■ SHORT TASK: Write out every entry exactly as it appears.
━━━━━ DATA SHOWN ━━━━━
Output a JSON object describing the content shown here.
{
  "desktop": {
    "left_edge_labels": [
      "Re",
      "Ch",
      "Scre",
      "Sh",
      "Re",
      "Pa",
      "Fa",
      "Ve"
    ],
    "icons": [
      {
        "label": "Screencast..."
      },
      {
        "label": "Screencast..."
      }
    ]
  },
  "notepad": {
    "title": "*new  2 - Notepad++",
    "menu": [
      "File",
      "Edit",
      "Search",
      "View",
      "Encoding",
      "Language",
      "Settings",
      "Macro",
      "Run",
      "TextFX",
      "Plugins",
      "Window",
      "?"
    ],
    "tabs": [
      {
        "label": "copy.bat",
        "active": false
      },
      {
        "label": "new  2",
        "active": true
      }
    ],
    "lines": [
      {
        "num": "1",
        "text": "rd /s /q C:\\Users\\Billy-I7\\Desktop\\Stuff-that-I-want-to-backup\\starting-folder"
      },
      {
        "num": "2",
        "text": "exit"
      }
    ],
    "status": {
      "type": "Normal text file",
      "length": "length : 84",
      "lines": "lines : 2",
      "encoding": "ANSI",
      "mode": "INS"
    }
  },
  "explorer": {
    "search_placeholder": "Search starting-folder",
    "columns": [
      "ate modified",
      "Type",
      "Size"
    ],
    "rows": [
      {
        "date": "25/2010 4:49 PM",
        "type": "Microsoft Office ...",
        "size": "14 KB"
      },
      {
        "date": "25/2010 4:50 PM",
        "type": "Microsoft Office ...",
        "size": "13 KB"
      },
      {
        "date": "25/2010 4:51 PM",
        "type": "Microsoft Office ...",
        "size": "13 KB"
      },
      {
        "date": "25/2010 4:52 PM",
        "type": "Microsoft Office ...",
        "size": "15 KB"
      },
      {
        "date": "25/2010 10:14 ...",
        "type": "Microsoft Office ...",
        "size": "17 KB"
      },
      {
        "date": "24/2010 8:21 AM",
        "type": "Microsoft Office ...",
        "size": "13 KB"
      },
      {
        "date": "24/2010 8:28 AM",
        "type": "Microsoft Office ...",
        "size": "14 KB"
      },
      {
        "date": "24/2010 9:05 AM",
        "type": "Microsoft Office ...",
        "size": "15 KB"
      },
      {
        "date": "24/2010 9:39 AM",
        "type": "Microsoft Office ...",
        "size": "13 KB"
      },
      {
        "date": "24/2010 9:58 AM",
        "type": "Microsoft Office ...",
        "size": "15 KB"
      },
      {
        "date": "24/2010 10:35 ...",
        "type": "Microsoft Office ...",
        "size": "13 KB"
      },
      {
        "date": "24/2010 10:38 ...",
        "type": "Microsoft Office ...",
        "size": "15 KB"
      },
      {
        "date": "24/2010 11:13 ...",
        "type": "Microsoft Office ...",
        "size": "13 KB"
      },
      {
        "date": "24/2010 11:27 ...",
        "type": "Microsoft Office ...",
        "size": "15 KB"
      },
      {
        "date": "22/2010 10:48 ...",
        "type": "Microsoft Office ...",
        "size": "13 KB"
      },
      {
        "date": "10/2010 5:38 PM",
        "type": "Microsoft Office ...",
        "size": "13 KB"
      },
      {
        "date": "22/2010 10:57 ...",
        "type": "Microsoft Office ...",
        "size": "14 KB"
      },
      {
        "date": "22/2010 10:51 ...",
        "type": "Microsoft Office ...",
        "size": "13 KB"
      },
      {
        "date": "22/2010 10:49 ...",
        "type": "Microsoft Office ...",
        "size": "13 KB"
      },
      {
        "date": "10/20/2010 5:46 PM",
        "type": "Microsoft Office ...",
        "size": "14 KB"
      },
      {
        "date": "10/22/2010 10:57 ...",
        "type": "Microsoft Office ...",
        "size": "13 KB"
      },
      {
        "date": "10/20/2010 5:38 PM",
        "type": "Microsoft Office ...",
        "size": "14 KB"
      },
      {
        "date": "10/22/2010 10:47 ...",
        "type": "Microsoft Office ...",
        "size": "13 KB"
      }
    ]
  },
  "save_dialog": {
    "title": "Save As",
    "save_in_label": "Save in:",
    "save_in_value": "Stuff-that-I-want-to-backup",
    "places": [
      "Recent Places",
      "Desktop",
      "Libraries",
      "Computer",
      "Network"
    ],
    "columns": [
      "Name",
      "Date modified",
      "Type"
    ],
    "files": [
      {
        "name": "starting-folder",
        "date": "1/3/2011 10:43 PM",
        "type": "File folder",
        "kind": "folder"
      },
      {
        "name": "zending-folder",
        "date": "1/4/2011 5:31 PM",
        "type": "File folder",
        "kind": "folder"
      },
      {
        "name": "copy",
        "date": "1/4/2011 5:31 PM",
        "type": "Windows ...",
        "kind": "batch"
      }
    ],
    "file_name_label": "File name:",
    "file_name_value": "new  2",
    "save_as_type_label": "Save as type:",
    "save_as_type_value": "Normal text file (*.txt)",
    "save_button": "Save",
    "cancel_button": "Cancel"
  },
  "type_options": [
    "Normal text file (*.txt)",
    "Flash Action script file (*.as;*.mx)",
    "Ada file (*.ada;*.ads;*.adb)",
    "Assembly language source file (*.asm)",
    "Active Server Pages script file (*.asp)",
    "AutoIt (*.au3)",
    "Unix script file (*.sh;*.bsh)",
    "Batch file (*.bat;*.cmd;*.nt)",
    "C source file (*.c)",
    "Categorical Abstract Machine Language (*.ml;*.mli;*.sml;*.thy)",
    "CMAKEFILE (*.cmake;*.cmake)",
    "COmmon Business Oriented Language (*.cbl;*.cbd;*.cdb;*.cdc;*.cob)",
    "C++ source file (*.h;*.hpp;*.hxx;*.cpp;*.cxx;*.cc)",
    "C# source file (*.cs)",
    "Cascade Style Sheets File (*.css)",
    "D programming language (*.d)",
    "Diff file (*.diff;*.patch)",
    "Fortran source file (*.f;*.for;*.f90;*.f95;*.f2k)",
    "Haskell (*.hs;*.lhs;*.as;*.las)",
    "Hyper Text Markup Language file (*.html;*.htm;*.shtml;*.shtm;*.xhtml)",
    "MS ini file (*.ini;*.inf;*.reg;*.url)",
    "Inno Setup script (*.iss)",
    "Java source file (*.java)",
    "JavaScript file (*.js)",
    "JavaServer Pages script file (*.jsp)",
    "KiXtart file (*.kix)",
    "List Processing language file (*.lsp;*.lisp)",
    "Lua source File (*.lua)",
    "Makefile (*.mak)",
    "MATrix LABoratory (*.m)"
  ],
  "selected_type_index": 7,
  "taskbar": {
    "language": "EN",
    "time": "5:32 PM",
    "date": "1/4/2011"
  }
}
━━━━━
■ TASK RESPONSE:
Output a JSON object describing the content shown here.
{
  "desktop": {
    "left_edge_labels": [
      "Re",
      "Ch",
      "Scre",
      "Sh",
      "Re",
      "Pa",
      "Fa",
      "Ve"
    ],
    "icons": [
      {
        "label": "Screencast..."
      },
      {
        "label": "Screencast..."
      }
    ]
  },
  "notepad": {
    "title": "*new  2 - Notepad++",
    "menu": [
      "File",
      "Edit",
      "Search",
      "View",
      "Encoding",
      "Language",
      "Settings",
      "Macro",
      "Run",
      "TextFX",
      "Plugins",
      "Window",
      "?"
    ],
    "tabs": [
      {
        "label": "copy.bat",
        "active": false
      },
      {
        "label": "new  2",
        "active": true
      }
    ],
    "lines": [
      {
        "num": "1",
        "text": "rd /s /q C:\\Users\\Billy-I7\\Desktop\\Stuff-that-I-want-to-backup\\starting-folder"
      },
      {
        "num": "2",
        "text": "exit"
      }
    ],
    "status": {
      "type": "Normal text file",
      "length": "length : 84",
      "lines": "lines : 2",
      "encoding": "ANSI",
      "mode": "INS"
    }
  },
  "explorer": {
    "search_placeholder": "Search starting-folder",
    "columns": [
      "ate modified",
      "Type",
      "Size"
    ],
    "rows": [
      {
        "date": "25/2010 4:49 PM",
        "type": "Microsoft Office ...",
        "size": "14 KB"
      },
      {
        "date": "25/2010 4:50 PM",
        "type": "Microsoft Office ...",
        "size": "13 KB"
      },
      {
        "date": "25/2010 4:51 PM",
        "type": "Microsoft Office ...",
        "size": "13 KB"
      },
      {
        "date": "25/2010 4:52 PM",
        "type": "Microsoft Office ...",
        "size": "15 KB"
      },
      {
        "date": "25/2010 10:14 ...",
        "type": "Microsoft Office ...",
        "size": "17 KB"
      },
      {
        "date": "24/2010 8:21 AM",
        "type": "Microsoft Office ...",
        "size": "13 KB"
      },
      {
        "date": "24/2010 8:28 AM",
        "type": "Microsoft Office ...",
        "size": "14 KB"
      },
      {
        "date": "24/2010 9:05 AM",
        "type": "Microsoft Office ...",
        "size": "15 KB"
      },
      {
        "date": "24/2010 9:39 AM",
        "type": "Microsoft Office ...",
        "size": "13 KB"
      },
      {
        "date": "24/2010 9:58 AM",
        "type": "Microsoft Office ...",
        "size": "15 KB"
      },
      {
        "date": "24/2010 10:35 ...",
        "type": "Microsoft Office ...",
        "size": "13 KB"
      },
      {
        "date": "24/2010 10:38 ...",
        "type": "Microsoft Office ...",
        "size": "15 KB"
      },
      {
        "date": "24/2010 11:13 ...",
        "type": "Microsoft Office ...",
        "size": "13 KB"
      },
      {
        "date": "24/2010 11:27 ...",
        "type": "Microsoft Office ...",
        "size": "15 KB"
      },
      {
        "date": "22/2010 10:48 ...",
        "type": "Microsoft Office ...",
        "size": "13 KB"
      },
      {
        "date": "10/2010 5:38 PM",
        "type": "Microsoft Office ...",
        "size": "13 KB"
      },
      {
        "date": "22/2010 10:57 ...",
        "type": "Microsoft Office ...",
        "size": "14 KB"
      },
      {
        "date": "22/2010 10:51 ...",
        "type": "Microsoft Office ...",
        "size": "13 KB"
      },
      {
        "date": "22/2010 10:49 ...",
        "type": "Microsoft Office ...",
        "size": "13 KB"
      },
      {
        "date": "10/20/2010 5:46 PM",
        "type": "Microsoft Office ...",
        "size": "14 KB"
      },
      {
        "date": "10/22/2010 10:57 ...",
        "type": "Microsoft Office ...",
        "size": "13 KB"
      },
      {
        "date": "10/20/2010 5:38 PM",
        "type": "Microsoft Office ...",
        "size": "14 KB"
      },
      {
        "date": "10/22/2010 10:47 ...",
        "type": "Microsoft Office ...",
        "size": "13 KB"
      }
    ]
  },
  "save_dialog": {
    "title": "Save As",
    "save_in_label": "Save in:",
    "save_in_value": "Stuff-that-I-want-to-backup",
    "places": [
      "Recent Places",
      "Desktop",
      "Libraries",
      "Computer",
      "Network"
    ],
    "columns": [
      "Name",
      "Date modified",
      "Type"
    ],
    "files": [
      {
        "name": "starting-folder",
        "date": "1/3/2011 10:43 PM",
        "type": "File folder",
        "kind": "folder"
      },
      {
        "name": "zending-folder",
        "date": "1/4/2011 5:31 PM",
        "type": "File folder",
        "kind": "folder"
      },
      {
        "name": "copy",
        "date": "1/4/2011 5:31 PM",
        "type": "Windows ...",
        "kind": "batch"
      }
    ],
    "file_name_label": "File name:",
    "file_name_value": "new  2",
    "save_as_type_label": "Save as type:",
    "save_as_type_value": "Normal text file (*.txt)",
    "save_button": "Save",
    "cancel_button": "Cancel"
  },
  "type_options": [
    "Normal text file (*.txt)",
    "Flash Action script file (*.as;*.mx)",
    "Ada file (*.ada;*.ads;*.adb)",
    "Assembly language source file (*.asm)",
    "Active Server Pages script file (*.asp)",
    "AutoIt (*.au3)",
    "Unix script file (*.sh;*.bsh)",
    "Batch file (*.bat;*.cmd;*.nt)",
    "C source file (*.c)",
    "Categorical Abstract Machine Language (*.ml;*.mli;*.sml;*.thy)",
    "CMAKEFILE (*.cmake;*.cmake)",
    "COmmon Business Oriented Language (*.cbl;*.cbd;*.cdb;*.cdc;*.cob)",
    "C++ source file (*.h;*.hpp;*.hxx;*.cpp;*.cxx;*.cc)",
    "C# source file (*.cs)",
    "Cascade Style Sheets File (*.css)",
    "D programming language (*.d)",
    "Diff file (*.diff;*.patch)",
    "Fortran source file (*.f;*.for;*.f90;*.f95;*.f2k)",
    "Haskell (*.hs;*.lhs;*.as;*.las)",
    "Hyper Text Markup Language file (*.html;*.htm;*.shtml;*.shtm;*.xhtml)",
    "MS ini file (*.ini;*.inf;*.reg;*.url)",
    "Inno Setup script (*.iss)",
    "Java source file (*.java)",
    "JavaScript file (*.js)",
    "JavaServer Pages script file (*.jsp)",
    "KiXtart file (*.kix)",
    "List Processing language file (*.lsp;*.lisp)",
    "Lua source File (*.lua)",
    "Makefile (*.mak)",
    "MATrix LABoratory (*.m)"
  ],
  "selected_type_index": 7,
  "taskbar": {
    "language": "EN",
    "time": "5:32 PM",
    "date": "1/4/2011"
  }
}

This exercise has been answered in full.